=== TASK BRIEF ===
Extract the data exactly, missing nothing.

=== STORED RECORDS ===
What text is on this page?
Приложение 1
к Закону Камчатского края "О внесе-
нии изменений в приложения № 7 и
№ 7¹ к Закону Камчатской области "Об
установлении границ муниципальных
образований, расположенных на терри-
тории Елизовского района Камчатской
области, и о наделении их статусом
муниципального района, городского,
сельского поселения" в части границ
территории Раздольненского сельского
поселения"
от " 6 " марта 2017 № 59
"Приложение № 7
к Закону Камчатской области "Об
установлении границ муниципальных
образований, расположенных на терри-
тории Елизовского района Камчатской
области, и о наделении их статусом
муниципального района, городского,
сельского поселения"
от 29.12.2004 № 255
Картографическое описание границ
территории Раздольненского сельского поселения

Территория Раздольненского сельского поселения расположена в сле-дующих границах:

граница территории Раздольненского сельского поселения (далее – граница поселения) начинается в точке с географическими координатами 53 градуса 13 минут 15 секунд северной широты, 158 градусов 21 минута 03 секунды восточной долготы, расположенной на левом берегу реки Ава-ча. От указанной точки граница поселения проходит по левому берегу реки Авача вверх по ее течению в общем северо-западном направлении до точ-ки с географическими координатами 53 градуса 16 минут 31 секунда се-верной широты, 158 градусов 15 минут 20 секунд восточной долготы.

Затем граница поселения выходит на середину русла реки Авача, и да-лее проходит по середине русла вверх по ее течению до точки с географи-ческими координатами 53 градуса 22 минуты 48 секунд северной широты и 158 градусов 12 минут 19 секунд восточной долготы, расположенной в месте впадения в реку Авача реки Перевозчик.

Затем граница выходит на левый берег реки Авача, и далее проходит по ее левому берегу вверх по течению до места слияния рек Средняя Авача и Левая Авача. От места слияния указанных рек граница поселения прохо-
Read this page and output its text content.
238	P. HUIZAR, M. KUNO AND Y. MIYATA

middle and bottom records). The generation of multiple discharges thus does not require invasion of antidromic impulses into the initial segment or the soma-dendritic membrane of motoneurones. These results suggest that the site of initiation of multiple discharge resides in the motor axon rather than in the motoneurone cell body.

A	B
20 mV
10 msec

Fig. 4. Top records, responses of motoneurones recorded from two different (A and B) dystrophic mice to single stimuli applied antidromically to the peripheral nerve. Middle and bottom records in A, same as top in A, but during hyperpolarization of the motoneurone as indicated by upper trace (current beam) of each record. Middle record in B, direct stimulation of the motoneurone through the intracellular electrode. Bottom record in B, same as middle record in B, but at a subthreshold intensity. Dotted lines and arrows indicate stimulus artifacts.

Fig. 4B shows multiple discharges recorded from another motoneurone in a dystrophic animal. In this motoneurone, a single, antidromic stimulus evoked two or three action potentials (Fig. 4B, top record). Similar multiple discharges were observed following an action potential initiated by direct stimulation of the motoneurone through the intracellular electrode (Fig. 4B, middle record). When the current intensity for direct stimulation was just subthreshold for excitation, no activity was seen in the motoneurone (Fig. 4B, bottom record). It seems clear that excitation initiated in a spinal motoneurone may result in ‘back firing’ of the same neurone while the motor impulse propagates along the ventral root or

=== FULL RESPONSE ===
What text is on this page?
Приложение 1
к Закону Камчатского края "О внесе-
нии изменений в приложения № 7 и
№ 7¹ к Закону Камчатской области "Об
установлении границ муниципальных
образований, расположенных на терри-
тории Елизовского района Камчатской
области, и о наделении их статусом
муниципального района, городского,
сельского поселения" в части границ
территории Раздольненского сельского
поселения"
от " 6 " марта 2017 № 59
"Приложение № 7
к Закону Камчатской области "Об
установлении границ муниципальных
образований, расположенных на терри-
тории Елизовского района Камчатской
области, и о наделении их статусом
муниципального района, городского,
сельского поселения"
от 29.12.2004 № 255
Картографическое описание границ
территории Раздольненского сельского поселения

Территория Раздольненского сельского поселения расположена в сле-дующих границах:

граница территории Раздольненского сельского поселения (далее – граница поселения) начинается в точке с географическими координатами 53 градуса 13 минут 15 секунд северной широты, 158 градусов 21 минута 03 секунды восточной долготы, расположенной на левом берегу реки Ава-ча. От указанной точки граница поселения проходит по левому берегу реки Авача вверх по ее течению в общем северо-западном направлении до точ-ки с географическими координатами 53 градуса 16 минут 31 секунда се-верной широты, 158 градусов 15 минут 20 секунд восточной долготы.

Затем граница поселения выходит на середину русла реки Авача, и да-лее проходит по середине русла вверх по ее течению до точки с географи-ческими координатами 53 градуса 22 минуты 48 секунд северной широты и 158 градусов 12 минут 19 секунд восточной долготы, расположенной в месте впадения в реку Авача реки Перевозчик.

Затем граница выходит на левый берег реки Авача, и далее проходит по ее левому берегу вверх по течению до места слияния рек Средняя Авача и Левая Авача. От места слияния указанных рек граница поселения прохо-
Read this page and output its text content.
238	P. HUIZAR, M. KUNO AND Y. MIYATA

middle and bottom records). The generation of multiple discharges thus does not require invasion of antidromic impulses into the initial segment or the soma-dendritic membrane of motoneurones. These results suggest that the site of initiation of multiple discharge resides in the motor axon rather than in the motoneurone cell body.

A	B
20 mV
10 msec

Fig. 4. Top records, responses of motoneurones recorded from two different (A and B) dystrophic mice to single stimuli applied antidromically to the peripheral nerve. Middle and bottom records in A, same as top in A, but during hyperpolarization of the motoneurone as indicated by upper trace (current beam) of each record. Middle record in B, direct stimulation of the motoneurone through the intracellular electrode. Bottom record in B, same as middle record in B, but at a subthreshold intensity. Dotted lines and arrows indicate stimulus artifacts.

Fig. 4B shows multiple discharges recorded from another motoneurone in a dystrophic animal. In this motoneurone, a single, antidromic stimulus evoked two or three action potentials (Fig. 4B, top record). Similar multiple discharges were observed following an action potential initiated by direct stimulation of the motoneurone through the intracellular electrode (Fig. 4B, middle record). When the current intensity for direct stimulation was just subthreshold for excitation, no activity was seen in the motoneurone (Fig. 4B, bottom record). It seems clear that excitation initiated in a spinal motoneurone may result in ‘back firing’ of the same neurone while the motor impulse propagates along the ventral root or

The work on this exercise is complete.